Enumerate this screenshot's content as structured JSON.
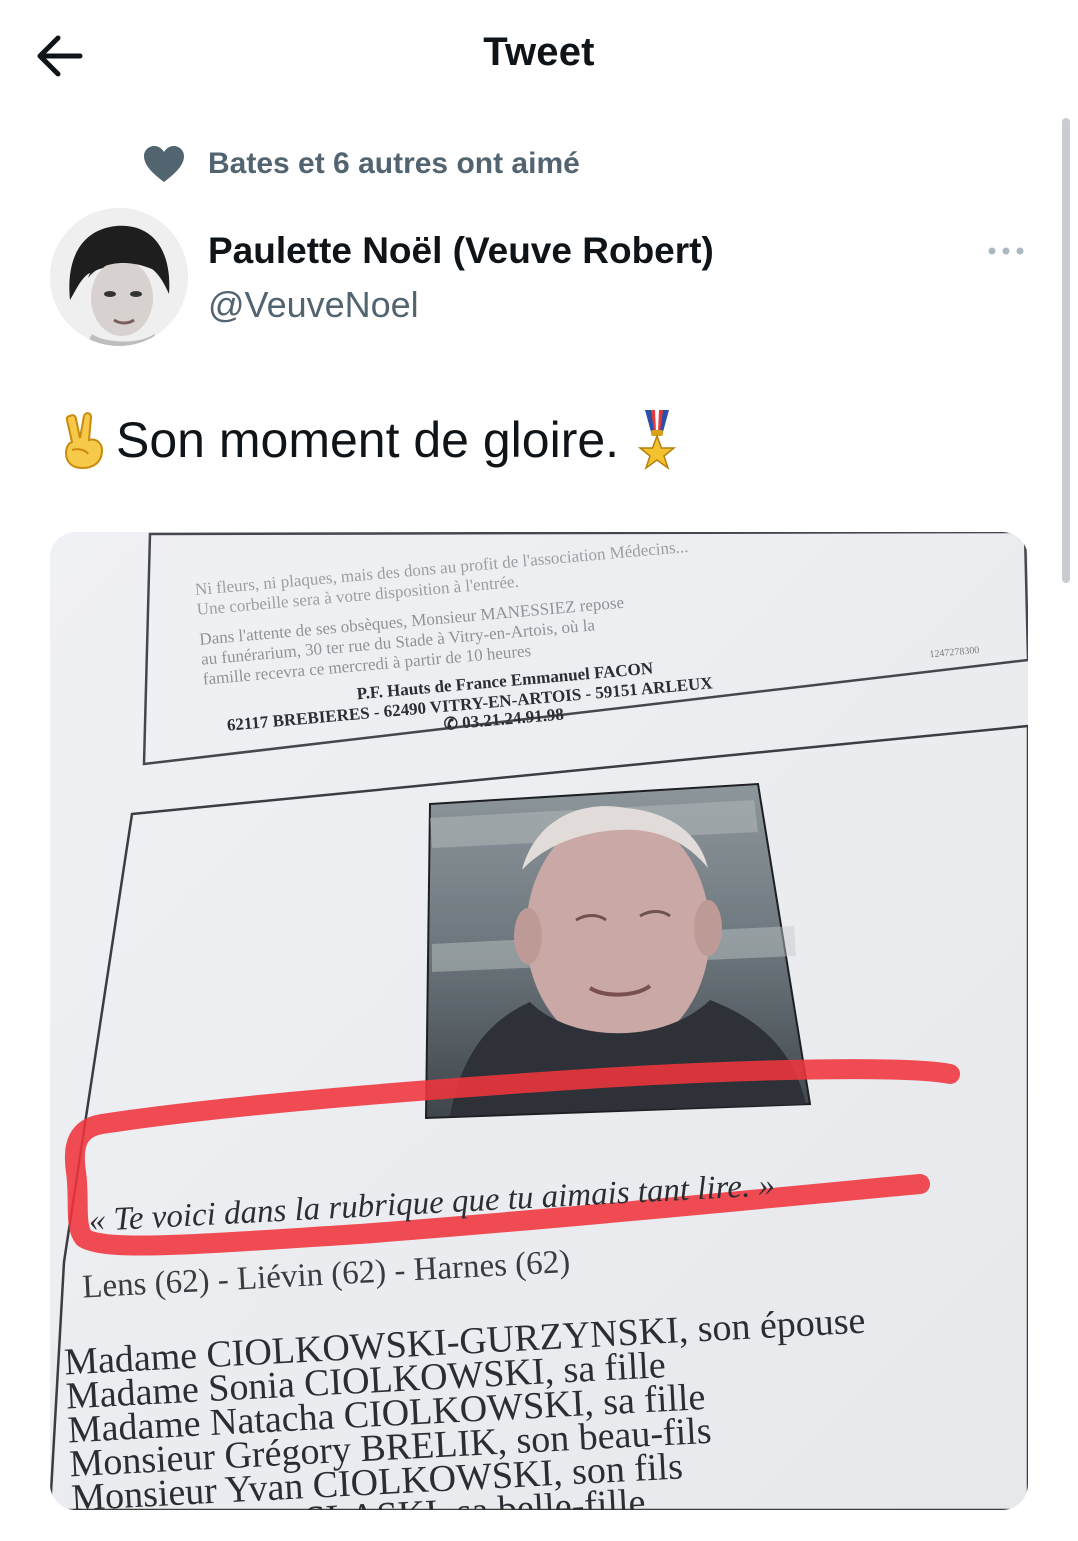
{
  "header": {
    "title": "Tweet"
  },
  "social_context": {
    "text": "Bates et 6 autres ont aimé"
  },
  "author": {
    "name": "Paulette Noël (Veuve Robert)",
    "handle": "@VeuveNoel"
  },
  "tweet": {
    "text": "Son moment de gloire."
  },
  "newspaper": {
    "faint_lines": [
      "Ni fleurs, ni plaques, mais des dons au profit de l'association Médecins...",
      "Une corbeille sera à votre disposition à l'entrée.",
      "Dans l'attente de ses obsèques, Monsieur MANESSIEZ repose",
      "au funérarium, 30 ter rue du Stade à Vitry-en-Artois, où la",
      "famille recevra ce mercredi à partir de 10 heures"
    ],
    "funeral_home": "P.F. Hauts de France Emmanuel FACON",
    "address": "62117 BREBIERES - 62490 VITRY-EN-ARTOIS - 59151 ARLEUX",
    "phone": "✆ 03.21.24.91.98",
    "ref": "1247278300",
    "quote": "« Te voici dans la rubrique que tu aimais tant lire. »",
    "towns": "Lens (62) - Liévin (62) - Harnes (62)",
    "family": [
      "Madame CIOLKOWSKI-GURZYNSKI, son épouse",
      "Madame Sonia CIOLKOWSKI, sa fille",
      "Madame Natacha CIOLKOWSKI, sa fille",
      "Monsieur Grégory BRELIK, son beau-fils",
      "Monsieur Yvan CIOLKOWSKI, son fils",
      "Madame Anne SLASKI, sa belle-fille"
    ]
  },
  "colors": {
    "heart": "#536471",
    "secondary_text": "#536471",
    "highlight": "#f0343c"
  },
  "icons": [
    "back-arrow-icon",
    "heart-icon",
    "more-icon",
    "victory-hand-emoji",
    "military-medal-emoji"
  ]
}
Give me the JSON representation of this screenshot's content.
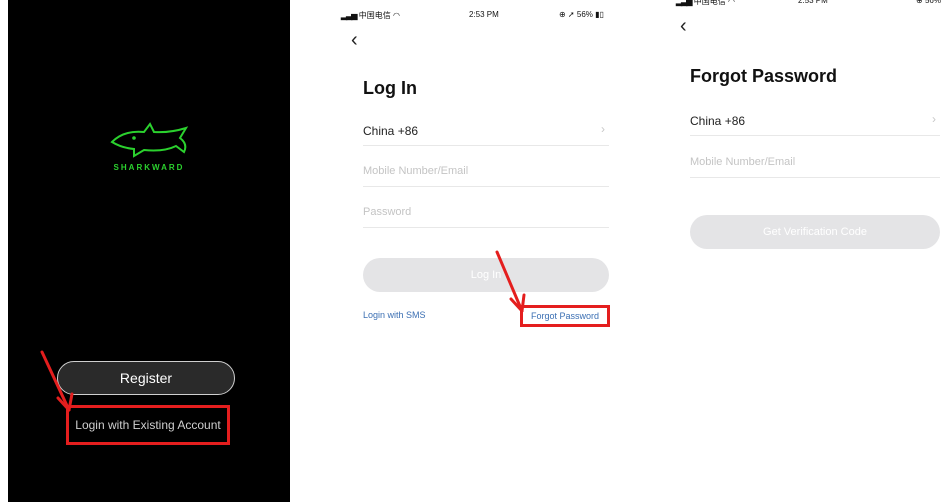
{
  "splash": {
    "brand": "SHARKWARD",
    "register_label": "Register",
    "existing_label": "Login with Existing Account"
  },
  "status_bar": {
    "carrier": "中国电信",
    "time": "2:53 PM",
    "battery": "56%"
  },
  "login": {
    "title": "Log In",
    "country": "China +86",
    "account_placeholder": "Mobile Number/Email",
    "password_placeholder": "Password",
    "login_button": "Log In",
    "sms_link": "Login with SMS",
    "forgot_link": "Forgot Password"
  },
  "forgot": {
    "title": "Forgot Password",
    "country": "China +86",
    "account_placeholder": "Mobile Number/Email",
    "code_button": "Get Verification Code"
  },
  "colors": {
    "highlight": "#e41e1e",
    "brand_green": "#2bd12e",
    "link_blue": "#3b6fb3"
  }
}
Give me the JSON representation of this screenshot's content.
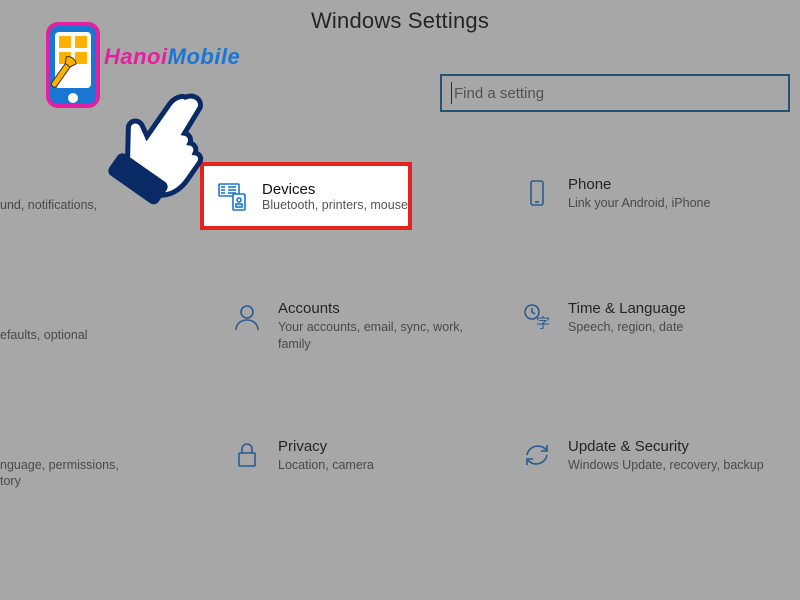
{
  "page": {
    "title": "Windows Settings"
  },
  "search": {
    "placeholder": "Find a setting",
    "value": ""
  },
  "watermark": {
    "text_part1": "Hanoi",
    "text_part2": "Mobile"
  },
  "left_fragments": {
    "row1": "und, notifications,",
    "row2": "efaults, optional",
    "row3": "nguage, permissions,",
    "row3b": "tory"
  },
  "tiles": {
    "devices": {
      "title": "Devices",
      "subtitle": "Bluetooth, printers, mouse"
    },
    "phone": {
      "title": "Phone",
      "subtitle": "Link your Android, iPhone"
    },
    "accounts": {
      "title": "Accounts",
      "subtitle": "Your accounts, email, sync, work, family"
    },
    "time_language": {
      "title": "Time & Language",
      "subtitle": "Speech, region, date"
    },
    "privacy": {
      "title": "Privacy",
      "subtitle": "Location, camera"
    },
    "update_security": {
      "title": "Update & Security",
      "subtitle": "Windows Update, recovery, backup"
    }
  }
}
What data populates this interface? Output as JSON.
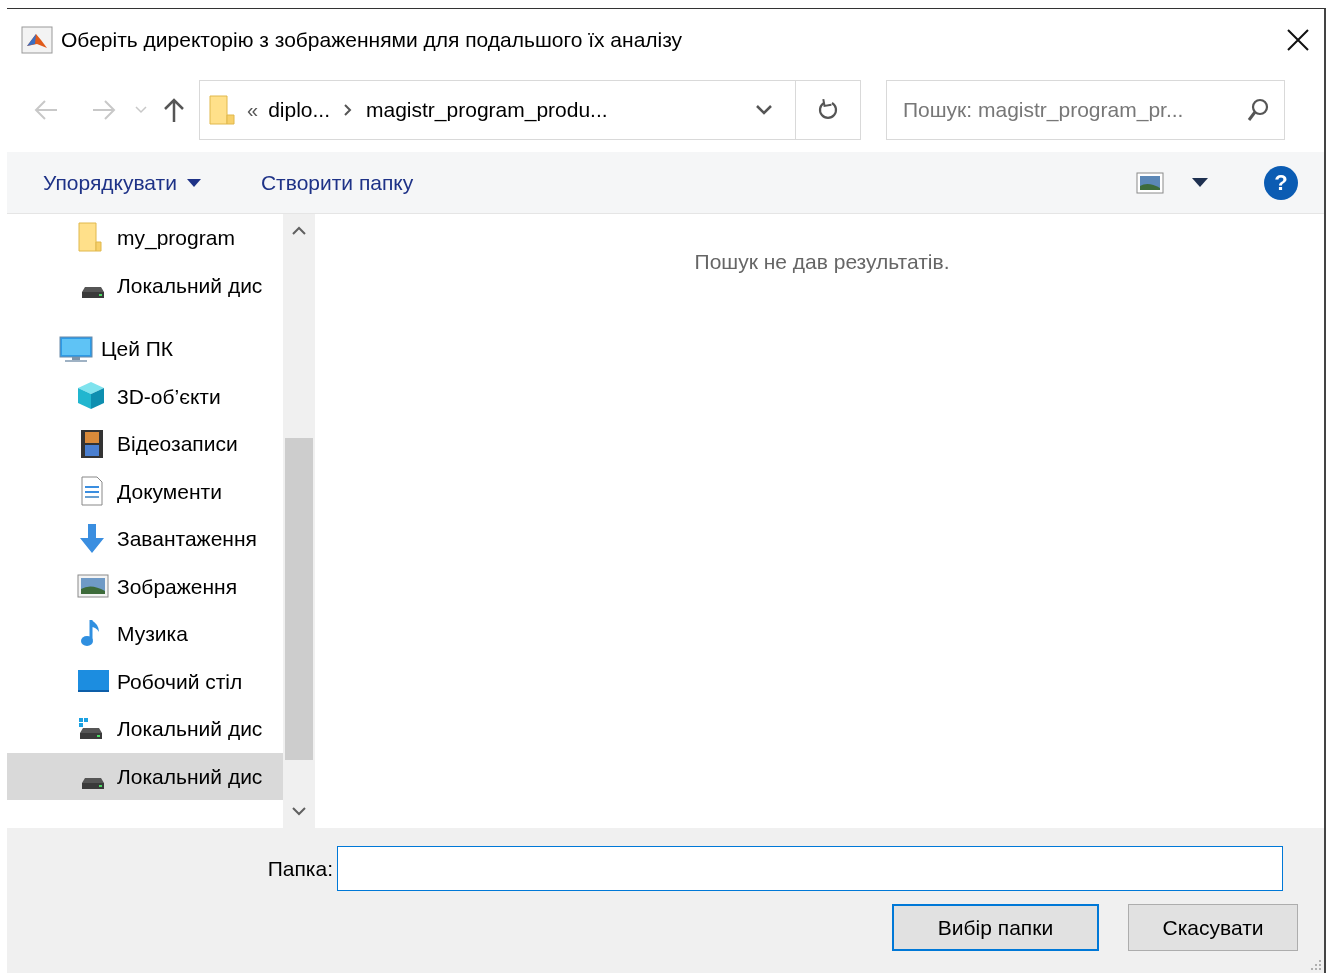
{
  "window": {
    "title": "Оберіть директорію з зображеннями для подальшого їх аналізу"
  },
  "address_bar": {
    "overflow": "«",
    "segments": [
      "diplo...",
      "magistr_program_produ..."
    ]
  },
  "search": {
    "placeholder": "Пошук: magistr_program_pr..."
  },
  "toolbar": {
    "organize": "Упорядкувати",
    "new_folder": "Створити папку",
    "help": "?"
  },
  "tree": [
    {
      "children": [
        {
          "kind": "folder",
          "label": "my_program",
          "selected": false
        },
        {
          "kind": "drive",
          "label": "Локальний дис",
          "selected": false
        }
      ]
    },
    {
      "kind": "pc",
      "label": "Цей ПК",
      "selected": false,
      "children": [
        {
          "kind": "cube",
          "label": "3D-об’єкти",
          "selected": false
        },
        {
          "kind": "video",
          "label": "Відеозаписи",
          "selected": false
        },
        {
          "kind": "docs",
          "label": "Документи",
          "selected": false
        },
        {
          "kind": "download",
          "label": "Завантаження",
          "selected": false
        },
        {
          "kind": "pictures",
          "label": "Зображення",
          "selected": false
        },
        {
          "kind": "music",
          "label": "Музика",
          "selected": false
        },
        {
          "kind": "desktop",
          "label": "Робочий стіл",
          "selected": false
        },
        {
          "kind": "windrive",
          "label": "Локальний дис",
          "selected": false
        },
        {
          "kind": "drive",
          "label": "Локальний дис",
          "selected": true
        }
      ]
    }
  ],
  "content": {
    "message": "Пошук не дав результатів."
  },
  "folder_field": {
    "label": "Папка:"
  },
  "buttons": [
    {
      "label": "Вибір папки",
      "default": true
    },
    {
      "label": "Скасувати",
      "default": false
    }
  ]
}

■ **Stated goal**
Please transcribe the material above exactly as written. Leave the pictures out.

■ **Finished answer**
Enumerate this screenshot's content as structured JSON.
{
  "header": {
    "title": "Tweet"
  },
  "social_context": {
    "text": "Bates et 6 autres ont aimé"
  },
  "author": {
    "name": "Paulette Noël (Veuve Robert)",
    "handle": "@VeuveNoel"
  },
  "tweet": {
    "text": "Son moment de gloire."
  },
  "newspaper": {
    "faint_lines": [
      "Ni fleurs, ni plaques, mais des dons au profit de l'association Médecins...",
      "Une corbeille sera à votre disposition à l'entrée.",
      "Dans l'attente de ses obsèques, Monsieur MANESSIEZ repose",
      "au funérarium, 30 ter rue du Stade à Vitry-en-Artois, où la",
      "famille recevra ce mercredi à partir de 10 heures"
    ],
    "funeral_home": "P.F. Hauts de France Emmanuel FACON",
    "address": "62117 BREBIERES - 62490 VITRY-EN-ARTOIS - 59151 ARLEUX",
    "phone": "✆ 03.21.24.91.98",
    "ref": "1247278300",
    "quote": "« Te voici dans la rubrique que tu aimais tant lire. »",
    "towns": "Lens (62) - Liévin (62) - Harnes (62)",
    "family": [
      "Madame CIOLKOWSKI-GURZYNSKI, son épouse",
      "Madame Sonia CIOLKOWSKI, sa fille",
      "Madame Natacha CIOLKOWSKI, sa fille",
      "Monsieur Grégory BRELIK, son beau-fils",
      "Monsieur Yvan CIOLKOWSKI, son fils",
      "Madame Anne SLASKI, sa belle-fille"
    ]
  },
  "colors": {
    "heart": "#536471",
    "secondary_text": "#536471",
    "highlight": "#f0343c"
  },
  "icons": [
    "back-arrow-icon",
    "heart-icon",
    "more-icon",
    "victory-hand-emoji",
    "military-medal-emoji"
  ]
}
Give me the JSON representation of this screenshot's content.
{
  "splash": {
    "brand": "SHARKWARD",
    "register_label": "Register",
    "existing_label": "Login with Existing Account"
  },
  "status_bar": {
    "carrier": "中国电信",
    "time": "2:53 PM",
    "battery": "56%"
  },
  "login": {
    "title": "Log In",
    "country": "China +86",
    "account_placeholder": "Mobile Number/Email",
    "password_placeholder": "Password",
    "login_button": "Log In",
    "sms_link": "Login with SMS",
    "forgot_link": "Forgot Password"
  },
  "forgot": {
    "title": "Forgot Password",
    "country": "China +86",
    "account_placeholder": "Mobile Number/Email",
    "code_button": "Get Verification Code"
  },
  "colors": {
    "highlight": "#e41e1e",
    "brand_green": "#2bd12e",
    "link_blue": "#3b6fb3"
  }
}
Give me the JSON representation of this screenshot's content.
{
  "page": {
    "title": "Windows Settings"
  },
  "search": {
    "placeholder": "Find a setting",
    "value": ""
  },
  "watermark": {
    "text_part1": "Hanoi",
    "text_part2": "Mobile"
  },
  "left_fragments": {
    "row1": "und, notifications,",
    "row2": "efaults, optional",
    "row3": "nguage, permissions,",
    "row3b": "tory"
  },
  "tiles": {
    "devices": {
      "title": "Devices",
      "subtitle": "Bluetooth, printers, mouse"
    },
    "phone": {
      "title": "Phone",
      "subtitle": "Link your Android, iPhone"
    },
    "accounts": {
      "title": "Accounts",
      "subtitle": "Your accounts, email, sync, work, family"
    },
    "time_language": {
      "title": "Time & Language",
      "subtitle": "Speech, region, date"
    },
    "privacy": {
      "title": "Privacy",
      "subtitle": "Location, camera"
    },
    "update_security": {
      "title": "Update & Security",
      "subtitle": "Windows Update, recovery, backup"
    }
  }
}
What data populates this interface? Output as JSON.
{
  "window": {
    "title": "Оберіть директорію з зображеннями для подальшого їх аналізу"
  },
  "address_bar": {
    "overflow": "«",
    "segments": [
      "diplo...",
      "magistr_program_produ..."
    ]
  },
  "search": {
    "placeholder": "Пошук: magistr_program_pr..."
  },
  "toolbar": {
    "organize": "Упорядкувати",
    "new_folder": "Створити папку",
    "help": "?"
  },
  "tree": [
    {
      "children": [
        {
          "kind": "folder",
          "label": "my_program",
          "selected": false
        },
        {
          "kind": "drive",
          "label": "Локальний дис",
          "selected": false
        }
      ]
    },
    {
      "kind": "pc",
      "label": "Цей ПК",
      "selected": false,
      "children": [
        {
          "kind": "cube",
          "label": "3D-об’єкти",
          "selected": false
        },
        {
          "kind": "video",
          "label": "Відеозаписи",
          "selected": false
        },
        {
          "kind": "docs",
          "label": "Документи",
          "selected": false
        },
        {
          "kind": "download",
          "label": "Завантаження",
          "selected": false
        },
        {
          "kind": "pictures",
          "label": "Зображення",
          "selected": false
        },
        {
          "kind": "music",
          "label": "Музика",
          "selected": false
        },
        {
          "kind": "desktop",
          "label": "Робочий стіл",
          "selected": false
        },
        {
          "kind": "windrive",
          "label": "Локальний дис",
          "selected": false
        },
        {
          "kind": "drive",
          "label": "Локальний дис",
          "selected": true
        }
      ]
    }
  ],
  "content": {
    "message": "Пошук не дав результатів."
  },
  "folder_field": {
    "label": "Папка:"
  },
  "buttons": [
    {
      "label": "Вибір папки",
      "default": true
    },
    {
      "label": "Скасувати",
      "default": false
    }
  ]
}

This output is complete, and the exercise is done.